- _Instruction_
A faithful transcription of all the data is required.

- _Data items_
★ ★ ★

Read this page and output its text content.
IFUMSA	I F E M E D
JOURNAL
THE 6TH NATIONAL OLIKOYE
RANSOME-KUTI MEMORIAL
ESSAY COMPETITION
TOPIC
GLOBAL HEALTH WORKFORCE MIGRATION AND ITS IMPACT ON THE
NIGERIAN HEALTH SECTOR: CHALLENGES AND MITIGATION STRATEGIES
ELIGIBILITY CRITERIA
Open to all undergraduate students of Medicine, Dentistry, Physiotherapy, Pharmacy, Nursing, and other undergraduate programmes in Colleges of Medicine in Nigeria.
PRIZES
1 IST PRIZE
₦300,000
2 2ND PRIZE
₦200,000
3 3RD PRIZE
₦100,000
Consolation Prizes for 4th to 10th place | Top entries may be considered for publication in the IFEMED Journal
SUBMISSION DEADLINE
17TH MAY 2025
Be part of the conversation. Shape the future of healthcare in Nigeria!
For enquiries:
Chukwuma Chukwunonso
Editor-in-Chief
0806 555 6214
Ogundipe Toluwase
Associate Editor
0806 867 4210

★ ★ ★

- _Response to this exercise_
Read this page and output its text content.
IFUMSA	I F E M E D
JOURNAL
THE 6TH NATIONAL OLIKOYE
RANSOME-KUTI MEMORIAL
ESSAY COMPETITION
TOPIC
GLOBAL HEALTH WORKFORCE MIGRATION AND ITS IMPACT ON THE
NIGERIAN HEALTH SECTOR: CHALLENGES AND MITIGATION STRATEGIES
ELIGIBILITY CRITERIA
Open to all undergraduate students of Medicine, Dentistry, Physiotherapy, Pharmacy, Nursing, and other undergraduate programmes in Colleges of Medicine in Nigeria.
PRIZES
1 IST PRIZE
₦300,000
2 2ND PRIZE
₦200,000
3 3RD PRIZE
₦100,000
Consolation Prizes for 4th to 10th place | Top entries may be considered for publication in the IFEMED Journal
SUBMISSION DEADLINE
17TH MAY 2025
Be part of the conversation. Shape the future of healthcare in Nigeria!
For enquiries:
Chukwuma Chukwunonso
Editor-in-Chief
0806 555 6214
Ogundipe Toluwase
Associate Editor
0806 867 4210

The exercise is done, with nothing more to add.